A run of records
--
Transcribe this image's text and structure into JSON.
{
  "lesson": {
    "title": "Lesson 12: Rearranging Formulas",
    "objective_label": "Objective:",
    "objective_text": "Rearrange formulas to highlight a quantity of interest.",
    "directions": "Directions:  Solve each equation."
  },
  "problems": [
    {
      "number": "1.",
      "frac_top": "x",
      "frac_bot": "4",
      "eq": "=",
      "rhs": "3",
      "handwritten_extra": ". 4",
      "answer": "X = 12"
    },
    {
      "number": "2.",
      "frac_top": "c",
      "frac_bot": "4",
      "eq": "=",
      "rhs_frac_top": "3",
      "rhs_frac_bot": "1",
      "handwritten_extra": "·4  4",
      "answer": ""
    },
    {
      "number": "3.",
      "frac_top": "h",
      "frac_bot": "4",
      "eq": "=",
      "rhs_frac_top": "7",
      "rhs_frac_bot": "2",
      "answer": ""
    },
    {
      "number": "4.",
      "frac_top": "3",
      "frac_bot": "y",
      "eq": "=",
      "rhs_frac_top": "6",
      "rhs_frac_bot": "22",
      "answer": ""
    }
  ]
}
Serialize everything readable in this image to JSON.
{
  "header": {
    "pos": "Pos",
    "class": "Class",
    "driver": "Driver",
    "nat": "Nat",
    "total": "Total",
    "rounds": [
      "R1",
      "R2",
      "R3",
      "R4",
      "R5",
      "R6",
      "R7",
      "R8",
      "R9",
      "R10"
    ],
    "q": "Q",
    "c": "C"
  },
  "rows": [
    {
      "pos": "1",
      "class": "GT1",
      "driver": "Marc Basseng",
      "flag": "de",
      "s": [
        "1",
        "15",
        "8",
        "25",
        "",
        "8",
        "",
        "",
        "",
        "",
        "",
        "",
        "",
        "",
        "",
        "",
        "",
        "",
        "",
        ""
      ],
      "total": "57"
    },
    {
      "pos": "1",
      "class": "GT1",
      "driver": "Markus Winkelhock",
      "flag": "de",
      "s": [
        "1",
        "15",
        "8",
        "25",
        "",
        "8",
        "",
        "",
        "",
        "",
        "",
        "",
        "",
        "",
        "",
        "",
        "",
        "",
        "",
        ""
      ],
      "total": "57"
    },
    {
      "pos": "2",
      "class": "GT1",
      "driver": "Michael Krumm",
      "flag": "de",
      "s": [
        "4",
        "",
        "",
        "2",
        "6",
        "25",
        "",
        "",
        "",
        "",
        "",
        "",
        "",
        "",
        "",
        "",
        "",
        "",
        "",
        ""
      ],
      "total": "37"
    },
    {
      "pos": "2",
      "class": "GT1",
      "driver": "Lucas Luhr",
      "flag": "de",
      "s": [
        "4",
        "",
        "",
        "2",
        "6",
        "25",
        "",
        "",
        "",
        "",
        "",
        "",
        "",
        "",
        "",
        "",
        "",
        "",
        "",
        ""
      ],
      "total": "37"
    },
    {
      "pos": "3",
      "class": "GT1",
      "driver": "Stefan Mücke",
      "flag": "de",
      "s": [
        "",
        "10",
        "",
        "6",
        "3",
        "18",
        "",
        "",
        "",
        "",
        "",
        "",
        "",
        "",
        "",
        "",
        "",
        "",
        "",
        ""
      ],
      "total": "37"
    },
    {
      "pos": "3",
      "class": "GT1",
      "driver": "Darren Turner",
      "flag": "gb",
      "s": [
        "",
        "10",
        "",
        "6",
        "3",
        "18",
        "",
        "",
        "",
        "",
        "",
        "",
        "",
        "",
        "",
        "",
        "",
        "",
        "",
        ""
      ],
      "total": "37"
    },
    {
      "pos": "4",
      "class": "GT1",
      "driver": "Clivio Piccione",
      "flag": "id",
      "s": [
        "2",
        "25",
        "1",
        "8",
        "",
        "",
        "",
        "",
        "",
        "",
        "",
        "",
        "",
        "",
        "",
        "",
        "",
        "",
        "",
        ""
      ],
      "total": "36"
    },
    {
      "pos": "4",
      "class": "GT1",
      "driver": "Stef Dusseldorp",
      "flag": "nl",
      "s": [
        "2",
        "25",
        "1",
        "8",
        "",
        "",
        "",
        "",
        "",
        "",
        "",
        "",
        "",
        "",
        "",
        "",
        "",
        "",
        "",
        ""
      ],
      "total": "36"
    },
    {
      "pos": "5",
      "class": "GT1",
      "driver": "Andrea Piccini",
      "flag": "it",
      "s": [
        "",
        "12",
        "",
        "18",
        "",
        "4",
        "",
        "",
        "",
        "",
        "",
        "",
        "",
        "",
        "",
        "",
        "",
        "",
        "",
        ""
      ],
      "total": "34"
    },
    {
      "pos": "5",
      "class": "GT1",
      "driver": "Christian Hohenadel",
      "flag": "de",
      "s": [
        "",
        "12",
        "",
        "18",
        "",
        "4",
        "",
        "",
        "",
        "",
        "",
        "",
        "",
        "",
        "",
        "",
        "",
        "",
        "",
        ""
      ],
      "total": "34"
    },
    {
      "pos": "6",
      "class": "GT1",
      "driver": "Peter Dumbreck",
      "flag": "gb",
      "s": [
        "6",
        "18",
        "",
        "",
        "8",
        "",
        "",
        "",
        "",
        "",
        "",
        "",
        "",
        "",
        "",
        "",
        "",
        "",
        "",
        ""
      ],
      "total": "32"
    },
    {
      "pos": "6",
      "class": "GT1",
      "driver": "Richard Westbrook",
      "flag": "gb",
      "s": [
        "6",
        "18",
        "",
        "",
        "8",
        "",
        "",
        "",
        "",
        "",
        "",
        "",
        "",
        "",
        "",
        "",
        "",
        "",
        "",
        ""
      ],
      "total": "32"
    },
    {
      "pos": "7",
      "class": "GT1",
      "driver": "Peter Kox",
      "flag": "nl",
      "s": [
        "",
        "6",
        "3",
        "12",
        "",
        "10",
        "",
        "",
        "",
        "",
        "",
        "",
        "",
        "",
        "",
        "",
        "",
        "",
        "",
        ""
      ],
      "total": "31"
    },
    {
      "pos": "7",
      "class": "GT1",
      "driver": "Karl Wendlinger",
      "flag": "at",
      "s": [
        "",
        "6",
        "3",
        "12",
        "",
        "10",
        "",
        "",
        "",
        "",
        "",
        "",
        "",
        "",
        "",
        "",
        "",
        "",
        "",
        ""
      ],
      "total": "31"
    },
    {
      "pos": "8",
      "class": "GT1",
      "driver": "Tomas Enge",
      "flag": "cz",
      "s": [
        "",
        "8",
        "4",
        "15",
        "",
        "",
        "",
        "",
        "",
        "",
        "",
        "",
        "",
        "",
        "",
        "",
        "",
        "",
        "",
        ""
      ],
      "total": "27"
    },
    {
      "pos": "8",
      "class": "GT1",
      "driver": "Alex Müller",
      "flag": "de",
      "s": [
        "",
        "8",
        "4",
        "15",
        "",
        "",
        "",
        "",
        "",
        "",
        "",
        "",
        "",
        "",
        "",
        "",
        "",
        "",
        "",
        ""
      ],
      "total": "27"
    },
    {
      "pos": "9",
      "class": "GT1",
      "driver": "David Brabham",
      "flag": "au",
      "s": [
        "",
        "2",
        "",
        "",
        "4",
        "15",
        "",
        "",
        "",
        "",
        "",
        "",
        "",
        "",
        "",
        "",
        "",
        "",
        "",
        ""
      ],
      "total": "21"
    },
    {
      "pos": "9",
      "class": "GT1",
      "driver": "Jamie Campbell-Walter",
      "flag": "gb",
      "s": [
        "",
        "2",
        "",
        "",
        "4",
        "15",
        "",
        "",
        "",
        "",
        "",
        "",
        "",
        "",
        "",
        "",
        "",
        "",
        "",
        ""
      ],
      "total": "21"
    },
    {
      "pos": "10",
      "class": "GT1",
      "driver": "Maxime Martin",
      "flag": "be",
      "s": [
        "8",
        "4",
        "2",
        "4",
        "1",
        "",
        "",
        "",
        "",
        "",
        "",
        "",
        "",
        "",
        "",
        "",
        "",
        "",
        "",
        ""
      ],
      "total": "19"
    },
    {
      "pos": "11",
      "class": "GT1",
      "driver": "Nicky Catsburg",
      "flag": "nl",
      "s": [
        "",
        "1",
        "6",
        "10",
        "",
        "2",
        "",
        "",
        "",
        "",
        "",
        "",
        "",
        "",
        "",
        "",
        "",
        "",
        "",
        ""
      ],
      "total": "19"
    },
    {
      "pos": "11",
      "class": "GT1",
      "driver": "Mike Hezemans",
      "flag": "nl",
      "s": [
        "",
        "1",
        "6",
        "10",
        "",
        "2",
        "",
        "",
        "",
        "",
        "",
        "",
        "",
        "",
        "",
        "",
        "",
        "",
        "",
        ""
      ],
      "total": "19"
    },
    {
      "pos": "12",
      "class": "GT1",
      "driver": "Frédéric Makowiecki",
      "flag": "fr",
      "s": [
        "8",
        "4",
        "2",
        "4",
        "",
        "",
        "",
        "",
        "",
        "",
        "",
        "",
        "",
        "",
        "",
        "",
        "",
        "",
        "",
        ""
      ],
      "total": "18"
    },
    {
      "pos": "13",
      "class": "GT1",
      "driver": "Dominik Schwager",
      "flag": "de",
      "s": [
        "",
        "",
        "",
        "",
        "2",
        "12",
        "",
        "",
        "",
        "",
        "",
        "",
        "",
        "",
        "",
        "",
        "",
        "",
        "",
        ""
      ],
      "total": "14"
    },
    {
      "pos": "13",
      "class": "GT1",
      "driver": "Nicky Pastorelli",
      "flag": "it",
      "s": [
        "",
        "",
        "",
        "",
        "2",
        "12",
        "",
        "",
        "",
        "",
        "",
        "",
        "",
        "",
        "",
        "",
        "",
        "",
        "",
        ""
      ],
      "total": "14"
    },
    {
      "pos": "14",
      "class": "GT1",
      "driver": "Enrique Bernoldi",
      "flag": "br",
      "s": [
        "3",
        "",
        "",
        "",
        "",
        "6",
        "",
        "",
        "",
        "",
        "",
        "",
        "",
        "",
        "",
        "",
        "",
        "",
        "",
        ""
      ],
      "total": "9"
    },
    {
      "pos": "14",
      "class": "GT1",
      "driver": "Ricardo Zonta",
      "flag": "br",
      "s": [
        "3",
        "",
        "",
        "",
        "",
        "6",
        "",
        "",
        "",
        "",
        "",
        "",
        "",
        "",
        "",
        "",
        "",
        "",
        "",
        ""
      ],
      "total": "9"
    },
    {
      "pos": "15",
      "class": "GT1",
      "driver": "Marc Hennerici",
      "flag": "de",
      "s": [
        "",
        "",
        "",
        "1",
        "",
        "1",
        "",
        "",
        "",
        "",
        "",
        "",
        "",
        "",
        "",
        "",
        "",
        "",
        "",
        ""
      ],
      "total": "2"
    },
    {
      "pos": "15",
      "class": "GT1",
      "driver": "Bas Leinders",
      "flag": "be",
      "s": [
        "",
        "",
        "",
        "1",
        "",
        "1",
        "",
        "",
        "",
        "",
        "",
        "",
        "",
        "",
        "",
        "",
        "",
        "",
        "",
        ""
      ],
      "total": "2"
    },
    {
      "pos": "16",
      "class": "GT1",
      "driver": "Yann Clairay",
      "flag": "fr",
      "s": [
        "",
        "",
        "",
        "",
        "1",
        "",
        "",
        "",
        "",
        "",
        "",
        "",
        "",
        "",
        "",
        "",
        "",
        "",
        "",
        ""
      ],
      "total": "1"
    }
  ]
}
--
▶ **TO DO**: In the records above, locate the lines holding the word "Peter". Copy each of them.

▶ **SOLUTION**:
      "driver": "Peter Dumbreck",
      "driver": "Peter Kox",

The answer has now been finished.